Set task
Note each line where "baseline" appears, and copy it.

[Figure dataset records]
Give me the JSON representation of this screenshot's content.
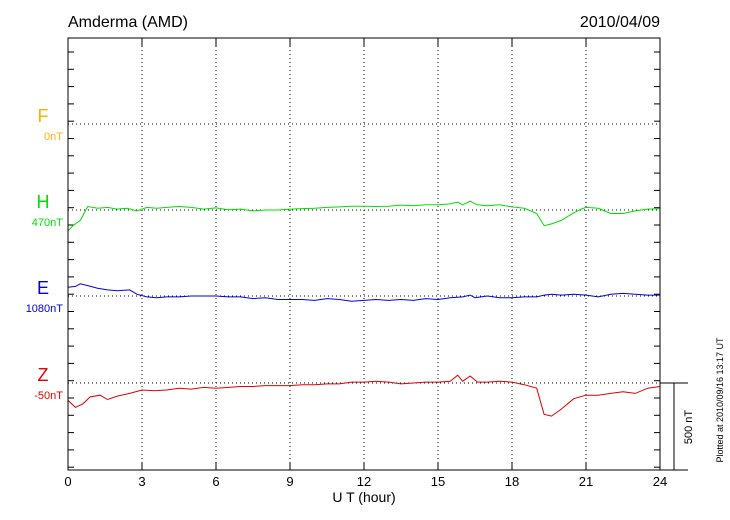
{
  "header": {
    "station": "Amderma (AMD)",
    "date": "2010/04/09"
  },
  "footer": {
    "plotted": "Plotted at 2010/09/16 13:17 UT"
  },
  "chart_data": {
    "type": "line",
    "xlabel": "U T (hour)",
    "xlim": [
      0,
      24
    ],
    "xticks": [
      "0",
      "3",
      "6",
      "9",
      "12",
      "15",
      "18",
      "21",
      "24"
    ],
    "scale_bar": "500 nT",
    "series": [
      {
        "name": "F",
        "baseline": "0nT",
        "color": "#ffb000",
        "points": []
      },
      {
        "name": "H",
        "baseline": "470nT",
        "color": "#00e000",
        "points": [
          [
            0,
            -120
          ],
          [
            0.2,
            -90
          ],
          [
            0.5,
            -60
          ],
          [
            0.8,
            20
          ],
          [
            1.2,
            10
          ],
          [
            1.6,
            15
          ],
          [
            2,
            5
          ],
          [
            2.4,
            10
          ],
          [
            2.8,
            -5
          ],
          [
            3.2,
            15
          ],
          [
            3.6,
            10
          ],
          [
            4,
            15
          ],
          [
            4.5,
            20
          ],
          [
            5,
            15
          ],
          [
            5.5,
            5
          ],
          [
            6,
            12
          ],
          [
            6.5,
            2
          ],
          [
            7,
            5
          ],
          [
            7.5,
            -5
          ],
          [
            8,
            0
          ],
          [
            8.5,
            0
          ],
          [
            9,
            5
          ],
          [
            9.5,
            8
          ],
          [
            10,
            10
          ],
          [
            10.5,
            15
          ],
          [
            11,
            18
          ],
          [
            11.5,
            22
          ],
          [
            12,
            22
          ],
          [
            12.5,
            20
          ],
          [
            13,
            22
          ],
          [
            13.5,
            28
          ],
          [
            14,
            25
          ],
          [
            14.5,
            30
          ],
          [
            15,
            30
          ],
          [
            15.5,
            35
          ],
          [
            15.8,
            45
          ],
          [
            16,
            30
          ],
          [
            16.3,
            50
          ],
          [
            16.6,
            30
          ],
          [
            17,
            25
          ],
          [
            17.5,
            30
          ],
          [
            18,
            18
          ],
          [
            18.5,
            10
          ],
          [
            19,
            -20
          ],
          [
            19.3,
            -90
          ],
          [
            19.6,
            -80
          ],
          [
            20,
            -60
          ],
          [
            20.4,
            -25
          ],
          [
            20.8,
            5
          ],
          [
            21,
            15
          ],
          [
            21.5,
            10
          ],
          [
            22,
            -20
          ],
          [
            22.5,
            -20
          ],
          [
            23,
            -5
          ],
          [
            23.5,
            5
          ],
          [
            24,
            8
          ]
        ]
      },
      {
        "name": "E",
        "baseline": "1080nT",
        "color": "#0000e0",
        "points": [
          [
            0,
            50
          ],
          [
            0.3,
            55
          ],
          [
            0.5,
            70
          ],
          [
            0.8,
            60
          ],
          [
            1.2,
            45
          ],
          [
            1.6,
            35
          ],
          [
            2,
            30
          ],
          [
            2.5,
            35
          ],
          [
            2.8,
            10
          ],
          [
            3.2,
            -5
          ],
          [
            3.6,
            -10
          ],
          [
            4,
            -5
          ],
          [
            4.5,
            -5
          ],
          [
            5,
            0
          ],
          [
            5.5,
            0
          ],
          [
            6,
            0
          ],
          [
            6.5,
            -5
          ],
          [
            7,
            -5
          ],
          [
            7.5,
            -15
          ],
          [
            8,
            -10
          ],
          [
            8.5,
            -20
          ],
          [
            9,
            -20
          ],
          [
            9.5,
            -20
          ],
          [
            10,
            -25
          ],
          [
            10.5,
            -15
          ],
          [
            11,
            -20
          ],
          [
            11.5,
            -30
          ],
          [
            12,
            -25
          ],
          [
            12.5,
            -20
          ],
          [
            13,
            -25
          ],
          [
            13.5,
            -20
          ],
          [
            14,
            -25
          ],
          [
            14.5,
            -15
          ],
          [
            15,
            -20
          ],
          [
            15.5,
            -10
          ],
          [
            16,
            -5
          ],
          [
            16.3,
            5
          ],
          [
            16.5,
            -10
          ],
          [
            17,
            0
          ],
          [
            17.5,
            -10
          ],
          [
            18,
            -10
          ],
          [
            18.5,
            -5
          ],
          [
            19,
            -5
          ],
          [
            19.3,
            5
          ],
          [
            19.6,
            10
          ],
          [
            20,
            5
          ],
          [
            20.5,
            10
          ],
          [
            21,
            5
          ],
          [
            21.5,
            -5
          ],
          [
            22,
            10
          ],
          [
            22.5,
            15
          ],
          [
            23,
            10
          ],
          [
            23.5,
            5
          ],
          [
            24,
            5
          ]
        ]
      },
      {
        "name": "Z",
        "baseline": "-50nT",
        "color": "#e00000",
        "points": [
          [
            0,
            -100
          ],
          [
            0.3,
            -140
          ],
          [
            0.6,
            -120
          ],
          [
            0.9,
            -80
          ],
          [
            1.3,
            -70
          ],
          [
            1.6,
            -95
          ],
          [
            2,
            -75
          ],
          [
            2.5,
            -60
          ],
          [
            3,
            -40
          ],
          [
            3.5,
            -45
          ],
          [
            4,
            -40
          ],
          [
            4.5,
            -30
          ],
          [
            5,
            -35
          ],
          [
            5.5,
            -25
          ],
          [
            6,
            -30
          ],
          [
            6.5,
            -25
          ],
          [
            7,
            -20
          ],
          [
            7.5,
            -20
          ],
          [
            8,
            -15
          ],
          [
            8.5,
            -15
          ],
          [
            9,
            -15
          ],
          [
            9.5,
            -10
          ],
          [
            10,
            -10
          ],
          [
            10.5,
            -5
          ],
          [
            11,
            -5
          ],
          [
            11.5,
            5
          ],
          [
            12,
            5
          ],
          [
            12.5,
            10
          ],
          [
            13,
            5
          ],
          [
            13.5,
            -5
          ],
          [
            14,
            0
          ],
          [
            14.5,
            5
          ],
          [
            15,
            5
          ],
          [
            15.5,
            10
          ],
          [
            15.8,
            45
          ],
          [
            16,
            10
          ],
          [
            16.3,
            40
          ],
          [
            16.6,
            5
          ],
          [
            17,
            5
          ],
          [
            17.5,
            10
          ],
          [
            18,
            5
          ],
          [
            18.5,
            -10
          ],
          [
            19,
            -30
          ],
          [
            19.3,
            -180
          ],
          [
            19.6,
            -190
          ],
          [
            20,
            -150
          ],
          [
            20.5,
            -90
          ],
          [
            21,
            -70
          ],
          [
            21.5,
            -70
          ],
          [
            22,
            -60
          ],
          [
            22.5,
            -50
          ],
          [
            23,
            -60
          ],
          [
            23.5,
            -30
          ],
          [
            24,
            -20
          ]
        ]
      }
    ]
  }
}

Answer below
        "baseline": "0nT",
        "baseline": "470nT",
        "baseline": "1080nT",
        "baseline": "-50nT",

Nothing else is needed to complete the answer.